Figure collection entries
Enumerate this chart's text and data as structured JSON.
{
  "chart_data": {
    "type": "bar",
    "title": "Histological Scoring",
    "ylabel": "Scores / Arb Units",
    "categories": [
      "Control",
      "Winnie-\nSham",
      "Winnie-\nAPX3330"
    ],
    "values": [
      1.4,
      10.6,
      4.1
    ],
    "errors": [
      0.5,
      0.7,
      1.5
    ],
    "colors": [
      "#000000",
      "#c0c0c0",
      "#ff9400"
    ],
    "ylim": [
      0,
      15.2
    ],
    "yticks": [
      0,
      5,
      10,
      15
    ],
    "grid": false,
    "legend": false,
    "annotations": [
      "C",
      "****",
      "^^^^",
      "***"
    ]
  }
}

- [EXERCISE PROMPT]
Output the listing above word for word.

- [COMPLETE OUTPUT]
Enumerate this chart's text and data as structured JSON.
{
  "chart_data": {
    "type": "bar",
    "title": "Histological Scoring",
    "ylabel": "Scores / Arb Units",
    "categories": [
      "Control",
      "Winnie-\nSham",
      "Winnie-\nAPX3330"
    ],
    "values": [
      1.4,
      10.6,
      4.1
    ],
    "errors": [
      0.5,
      0.7,
      1.5
    ],
    "colors": [
      "#000000",
      "#c0c0c0",
      "#ff9400"
    ],
    "ylim": [
      0,
      15.2
    ],
    "yticks": [
      0,
      5,
      10,
      15
    ],
    "grid": false,
    "legend": false,
    "annotations": [
      "C",
      "****",
      "^^^^",
      "***"
    ]
  }
}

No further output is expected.